** Start DATA SHOWN **
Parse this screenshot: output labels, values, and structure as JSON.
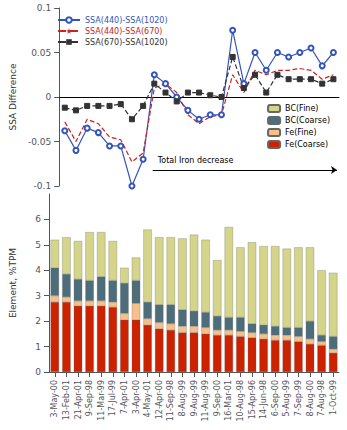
{
  "chart_data": [
    {
      "type": "line",
      "categories": [
        "3-May-00",
        "13-Feb-01",
        "21-Apr-01",
        "9-Sep-98",
        "11-Mar-99",
        "17-Jul-99",
        "7-Apr-01",
        "3-Apr-00",
        "4-May-01",
        "12-Apr-00",
        "11-Sep-98",
        "8-Aug-99",
        "9-Aug-99",
        "11-Aug-99",
        "9-Sep-00",
        "16-Mar-01",
        "10-Aug-98",
        "15-Apr-96",
        "14-Jun-98",
        "6-Sep-00",
        "5-Aug-99",
        "7-Sep-99",
        "8-Aug-00",
        "7-Aug-98",
        "1-Oct-99"
      ],
      "ylabel": "SSA Difference",
      "ylim": [
        -0.1,
        0.1
      ],
      "yticks": [
        -0.1,
        -0.05,
        0,
        0.05,
        0.1
      ],
      "grid": false,
      "legend": "upper left",
      "tick_labels": "y",
      "annotations": [
        "Total Iron decrease"
      ],
      "series": [
        {
          "name": "SSA(440)-SSA(1020)",
          "color": "#3355bb",
          "marker": "circle",
          "line_style": "solid",
          "values": [
            -0.038,
            -0.06,
            -0.035,
            -0.04,
            -0.055,
            -0.055,
            -0.1,
            -0.07,
            0.025,
            0.015,
            0.0,
            -0.015,
            -0.025,
            -0.02,
            -0.02,
            0.075,
            0.015,
            0.05,
            0.03,
            0.05,
            0.045,
            0.05,
            0.055,
            0.035,
            0.05
          ]
        },
        {
          "name": "SSA(440)-SSA(670)",
          "color": "#cc2222",
          "marker": "star",
          "line_style": "dashed",
          "values": [
            -0.028,
            -0.05,
            -0.025,
            -0.03,
            -0.045,
            -0.048,
            -0.073,
            -0.063,
            0.01,
            0.015,
            0.005,
            -0.02,
            -0.03,
            -0.022,
            -0.02,
            0.025,
            0.005,
            0.03,
            0.025,
            0.03,
            0.03,
            0.032,
            0.03,
            0.02,
            0.025
          ]
        },
        {
          "name": "SSA(670)-SSA(1020)",
          "color": "#333333",
          "marker": "square",
          "line_style": "dashed",
          "values": [
            -0.012,
            -0.015,
            -0.01,
            -0.01,
            -0.01,
            -0.008,
            -0.025,
            -0.01,
            0.015,
            0.005,
            -0.005,
            0.005,
            0.005,
            0.002,
            0.0,
            0.045,
            0.01,
            0.025,
            0.005,
            0.025,
            0.02,
            0.02,
            0.02,
            0.015,
            0.02
          ]
        }
      ]
    },
    {
      "type": "bar",
      "stacked": true,
      "categories": [
        "3-May-00",
        "13-Feb-01",
        "21-Apr-01",
        "9-Sep-98",
        "11-Mar-99",
        "17-Jul-99",
        "7-Apr-01",
        "3-Apr-00",
        "4-May-01",
        "12-Apr-00",
        "11-Sep-98",
        "8-Aug-99",
        "9-Aug-99",
        "11-Aug-99",
        "9-Sep-00",
        "16-Mar-01",
        "10-Aug-98",
        "15-Apr-96",
        "14-Jun-98",
        "6-Sep-00",
        "5-Aug-99",
        "7-Sep-99",
        "8-Aug-00",
        "7-Aug-98",
        "1-Oct-99"
      ],
      "ylabel": "Element, %TPM",
      "ylim": [
        0,
        7
      ],
      "yticks": [
        0,
        1,
        2,
        3,
        4,
        5,
        6
      ],
      "grid": false,
      "legend": "lower right",
      "series": [
        {
          "name": "Fe(Coarse)",
          "color": "#cc2200",
          "values": [
            2.75,
            2.75,
            2.6,
            2.6,
            2.6,
            2.55,
            2.05,
            2.05,
            1.85,
            1.7,
            1.65,
            1.55,
            1.55,
            1.5,
            1.45,
            1.45,
            1.4,
            1.35,
            1.3,
            1.25,
            1.25,
            1.2,
            1.1,
            1.05,
            0.75
          ]
        },
        {
          "name": "Fe(Fine)",
          "color": "#f5c08a",
          "values": [
            0.25,
            0.2,
            0.2,
            0.2,
            0.2,
            0.2,
            0.25,
            0.65,
            0.25,
            0.25,
            0.25,
            0.25,
            0.25,
            0.25,
            0.2,
            0.2,
            0.2,
            0.2,
            0.2,
            0.2,
            0.2,
            0.2,
            0.2,
            0.15,
            0.15
          ]
        },
        {
          "name": "BC(Coarse)",
          "color": "#4d6d7a",
          "values": [
            1.1,
            0.9,
            0.85,
            0.8,
            0.95,
            0.85,
            1.2,
            0.9,
            0.65,
            0.7,
            0.75,
            0.65,
            0.6,
            0.6,
            0.55,
            0.5,
            0.55,
            0.35,
            0.35,
            0.35,
            0.3,
            0.35,
            0.7,
            0.25,
            0.5
          ]
        },
        {
          "name": "BC(Fine)",
          "color": "#d4d48a",
          "values": [
            1.1,
            1.45,
            1.5,
            1.9,
            1.75,
            1.55,
            0.6,
            0.9,
            2.85,
            2.65,
            2.65,
            2.8,
            3.0,
            2.85,
            2.2,
            3.55,
            2.75,
            3.2,
            3.1,
            3.15,
            3.1,
            3.15,
            2.9,
            2.55,
            2.5
          ]
        }
      ]
    }
  ]
}
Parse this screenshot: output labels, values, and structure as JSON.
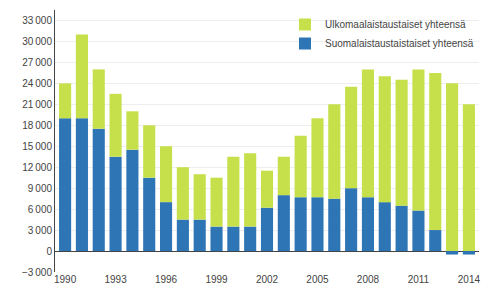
** End DATA SHOWN **
**EXERCISE GOAL:**
Leave the pictures out and print the records above exactly as they stand.

**EXERCISE OUTPUT:**
Parse this screenshot: output labels, values, and structure as JSON.
{
  "chart_data": [
    {
      "type": "line",
      "categories": [
        "3-May-00",
        "13-Feb-01",
        "21-Apr-01",
        "9-Sep-98",
        "11-Mar-99",
        "17-Jul-99",
        "7-Apr-01",
        "3-Apr-00",
        "4-May-01",
        "12-Apr-00",
        "11-Sep-98",
        "8-Aug-99",
        "9-Aug-99",
        "11-Aug-99",
        "9-Sep-00",
        "16-Mar-01",
        "10-Aug-98",
        "15-Apr-96",
        "14-Jun-98",
        "6-Sep-00",
        "5-Aug-99",
        "7-Sep-99",
        "8-Aug-00",
        "7-Aug-98",
        "1-Oct-99"
      ],
      "ylabel": "SSA Difference",
      "ylim": [
        -0.1,
        0.1
      ],
      "yticks": [
        -0.1,
        -0.05,
        0,
        0.05,
        0.1
      ],
      "grid": false,
      "legend": "upper left",
      "tick_labels": "y",
      "annotations": [
        "Total Iron decrease"
      ],
      "series": [
        {
          "name": "SSA(440)-SSA(1020)",
          "color": "#3355bb",
          "marker": "circle",
          "line_style": "solid",
          "values": [
            -0.038,
            -0.06,
            -0.035,
            -0.04,
            -0.055,
            -0.055,
            -0.1,
            -0.07,
            0.025,
            0.015,
            0.0,
            -0.015,
            -0.025,
            -0.02,
            -0.02,
            0.075,
            0.015,
            0.05,
            0.03,
            0.05,
            0.045,
            0.05,
            0.055,
            0.035,
            0.05
          ]
        },
        {
          "name": "SSA(440)-SSA(670)",
          "color": "#cc2222",
          "marker": "star",
          "line_style": "dashed",
          "values": [
            -0.028,
            -0.05,
            -0.025,
            -0.03,
            -0.045,
            -0.048,
            -0.073,
            -0.063,
            0.01,
            0.015,
            0.005,
            -0.02,
            -0.03,
            -0.022,
            -0.02,
            0.025,
            0.005,
            0.03,
            0.025,
            0.03,
            0.03,
            0.032,
            0.03,
            0.02,
            0.025
          ]
        },
        {
          "name": "SSA(670)-SSA(1020)",
          "color": "#333333",
          "marker": "square",
          "line_style": "dashed",
          "values": [
            -0.012,
            -0.015,
            -0.01,
            -0.01,
            -0.01,
            -0.008,
            -0.025,
            -0.01,
            0.015,
            0.005,
            -0.005,
            0.005,
            0.005,
            0.002,
            0.0,
            0.045,
            0.01,
            0.025,
            0.005,
            0.025,
            0.02,
            0.02,
            0.02,
            0.015,
            0.02
          ]
        }
      ]
    },
    {
      "type": "bar",
      "stacked": true,
      "categories": [
        "3-May-00",
        "13-Feb-01",
        "21-Apr-01",
        "9-Sep-98",
        "11-Mar-99",
        "17-Jul-99",
        "7-Apr-01",
        "3-Apr-00",
        "4-May-01",
        "12-Apr-00",
        "11-Sep-98",
        "8-Aug-99",
        "9-Aug-99",
        "11-Aug-99",
        "9-Sep-00",
        "16-Mar-01",
        "10-Aug-98",
        "15-Apr-96",
        "14-Jun-98",
        "6-Sep-00",
        "5-Aug-99",
        "7-Sep-99",
        "8-Aug-00",
        "7-Aug-98",
        "1-Oct-99"
      ],
      "ylabel": "Element, %TPM",
      "ylim": [
        0,
        7
      ],
      "yticks": [
        0,
        1,
        2,
        3,
        4,
        5,
        6
      ],
      "grid": false,
      "legend": "lower right",
      "series": [
        {
          "name": "Fe(Coarse)",
          "color": "#cc2200",
          "values": [
            2.75,
            2.75,
            2.6,
            2.6,
            2.6,
            2.55,
            2.05,
            2.05,
            1.85,
            1.7,
            1.65,
            1.55,
            1.55,
            1.5,
            1.45,
            1.45,
            1.4,
            1.35,
            1.3,
            1.25,
            1.25,
            1.2,
            1.1,
            1.05,
            0.75
          ]
        },
        {
          "name": "Fe(Fine)",
          "color": "#f5c08a",
          "values": [
            0.25,
            0.2,
            0.2,
            0.2,
            0.2,
            0.2,
            0.25,
            0.65,
            0.25,
            0.25,
            0.25,
            0.25,
            0.25,
            0.25,
            0.2,
            0.2,
            0.2,
            0.2,
            0.2,
            0.2,
            0.2,
            0.2,
            0.2,
            0.15,
            0.15
          ]
        },
        {
          "name": "BC(Coarse)",
          "color": "#4d6d7a",
          "values": [
            1.1,
            0.9,
            0.85,
            0.8,
            0.95,
            0.85,
            1.2,
            0.9,
            0.65,
            0.7,
            0.75,
            0.65,
            0.6,
            0.6,
            0.55,
            0.5,
            0.55,
            0.35,
            0.35,
            0.35,
            0.3,
            0.35,
            0.7,
            0.25,
            0.5
          ]
        },
        {
          "name": "BC(Fine)",
          "color": "#d4d48a",
          "values": [
            1.1,
            1.45,
            1.5,
            1.9,
            1.75,
            1.55,
            0.6,
            0.9,
            2.85,
            2.65,
            2.65,
            2.8,
            3.0,
            2.85,
            2.2,
            3.55,
            2.75,
            3.2,
            3.1,
            3.15,
            3.1,
            3.15,
            2.9,
            2.55,
            2.5
          ]
        }
      ]
    }
  ]
}
Parse this screenshot: output labels, values, and structure as JSON.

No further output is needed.